◆ Information supplied ◆
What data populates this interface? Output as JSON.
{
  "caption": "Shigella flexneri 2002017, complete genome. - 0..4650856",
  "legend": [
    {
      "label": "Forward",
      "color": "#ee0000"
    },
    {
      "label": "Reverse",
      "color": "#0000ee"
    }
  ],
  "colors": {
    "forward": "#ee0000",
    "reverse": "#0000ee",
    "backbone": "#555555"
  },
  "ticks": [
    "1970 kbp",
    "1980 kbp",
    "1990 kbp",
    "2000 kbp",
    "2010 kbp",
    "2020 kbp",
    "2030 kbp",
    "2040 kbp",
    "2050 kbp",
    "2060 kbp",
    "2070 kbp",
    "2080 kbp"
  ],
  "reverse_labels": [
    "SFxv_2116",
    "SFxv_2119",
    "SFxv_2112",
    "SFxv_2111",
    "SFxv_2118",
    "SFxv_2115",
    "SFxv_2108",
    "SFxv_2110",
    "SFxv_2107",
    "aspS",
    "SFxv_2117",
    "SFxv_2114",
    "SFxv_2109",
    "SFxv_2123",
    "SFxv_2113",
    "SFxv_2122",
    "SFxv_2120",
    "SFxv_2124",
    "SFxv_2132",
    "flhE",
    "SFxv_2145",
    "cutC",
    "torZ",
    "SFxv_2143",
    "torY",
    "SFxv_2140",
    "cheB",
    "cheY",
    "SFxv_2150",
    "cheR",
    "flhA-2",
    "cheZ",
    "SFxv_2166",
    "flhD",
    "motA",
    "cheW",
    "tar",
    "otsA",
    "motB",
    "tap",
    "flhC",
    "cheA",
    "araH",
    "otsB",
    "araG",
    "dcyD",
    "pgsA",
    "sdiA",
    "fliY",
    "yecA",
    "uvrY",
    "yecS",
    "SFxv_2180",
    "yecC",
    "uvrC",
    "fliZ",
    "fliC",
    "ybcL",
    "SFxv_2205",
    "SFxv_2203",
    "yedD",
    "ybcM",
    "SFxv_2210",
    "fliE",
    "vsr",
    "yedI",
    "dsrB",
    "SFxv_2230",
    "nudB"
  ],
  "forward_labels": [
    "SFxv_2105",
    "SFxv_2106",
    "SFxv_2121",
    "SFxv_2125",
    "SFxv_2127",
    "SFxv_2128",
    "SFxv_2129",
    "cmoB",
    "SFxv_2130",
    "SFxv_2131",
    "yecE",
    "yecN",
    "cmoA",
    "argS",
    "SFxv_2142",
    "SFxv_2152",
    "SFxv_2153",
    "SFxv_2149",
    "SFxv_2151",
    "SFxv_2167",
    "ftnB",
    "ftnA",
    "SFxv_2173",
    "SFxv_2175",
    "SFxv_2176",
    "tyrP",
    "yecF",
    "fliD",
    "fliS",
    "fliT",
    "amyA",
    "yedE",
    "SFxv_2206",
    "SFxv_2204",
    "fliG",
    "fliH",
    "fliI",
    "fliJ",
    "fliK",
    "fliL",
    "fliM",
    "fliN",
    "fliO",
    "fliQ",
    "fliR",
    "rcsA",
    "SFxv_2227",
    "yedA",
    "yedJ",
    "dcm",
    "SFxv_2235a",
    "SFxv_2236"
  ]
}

◆ Your objective ◆
Restate the records above word for word.

◆ Finished exercise ◆
What data populates this interface? Output as JSON.
{
  "caption": "Shigella flexneri 2002017, complete genome. - 0..4650856",
  "legend": [
    {
      "label": "Forward",
      "color": "#ee0000"
    },
    {
      "label": "Reverse",
      "color": "#0000ee"
    }
  ],
  "colors": {
    "forward": "#ee0000",
    "reverse": "#0000ee",
    "backbone": "#555555"
  },
  "ticks": [
    "1970 kbp",
    "1980 kbp",
    "1990 kbp",
    "2000 kbp",
    "2010 kbp",
    "2020 kbp",
    "2030 kbp",
    "2040 kbp",
    "2050 kbp",
    "2060 kbp",
    "2070 kbp",
    "2080 kbp"
  ],
  "reverse_labels": [
    "SFxv_2116",
    "SFxv_2119",
    "SFxv_2112",
    "SFxv_2111",
    "SFxv_2118",
    "SFxv_2115",
    "SFxv_2108",
    "SFxv_2110",
    "SFxv_2107",
    "aspS",
    "SFxv_2117",
    "SFxv_2114",
    "SFxv_2109",
    "SFxv_2123",
    "SFxv_2113",
    "SFxv_2122",
    "SFxv_2120",
    "SFxv_2124",
    "SFxv_2132",
    "flhE",
    "SFxv_2145",
    "cutC",
    "torZ",
    "SFxv_2143",
    "torY",
    "SFxv_2140",
    "cheB",
    "cheY",
    "SFxv_2150",
    "cheR",
    "flhA-2",
    "cheZ",
    "SFxv_2166",
    "flhD",
    "motA",
    "cheW",
    "tar",
    "otsA",
    "motB",
    "tap",
    "flhC",
    "cheA",
    "araH",
    "otsB",
    "araG",
    "dcyD",
    "pgsA",
    "sdiA",
    "fliY",
    "yecA",
    "uvrY",
    "yecS",
    "SFxv_2180",
    "yecC",
    "uvrC",
    "fliZ",
    "fliC",
    "ybcL",
    "SFxv_2205",
    "SFxv_2203",
    "yedD",
    "ybcM",
    "SFxv_2210",
    "fliE",
    "vsr",
    "yedI",
    "dsrB",
    "SFxv_2230",
    "nudB"
  ],
  "forward_labels": [
    "SFxv_2105",
    "SFxv_2106",
    "SFxv_2121",
    "SFxv_2125",
    "SFxv_2127",
    "SFxv_2128",
    "SFxv_2129",
    "cmoB",
    "SFxv_2130",
    "SFxv_2131",
    "yecE",
    "yecN",
    "cmoA",
    "argS",
    "SFxv_2142",
    "SFxv_2152",
    "SFxv_2153",
    "SFxv_2149",
    "SFxv_2151",
    "SFxv_2167",
    "ftnB",
    "ftnA",
    "SFxv_2173",
    "SFxv_2175",
    "SFxv_2176",
    "tyrP",
    "yecF",
    "fliD",
    "fliS",
    "fliT",
    "amyA",
    "yedE",
    "SFxv_2206",
    "SFxv_2204",
    "fliG",
    "fliH",
    "fliI",
    "fliJ",
    "fliK",
    "fliL",
    "fliM",
    "fliN",
    "fliO",
    "fliQ",
    "fliR",
    "rcsA",
    "SFxv_2227",
    "yedA",
    "yedJ",
    "dcm",
    "SFxv_2235a",
    "SFxv_2236"
  ]
}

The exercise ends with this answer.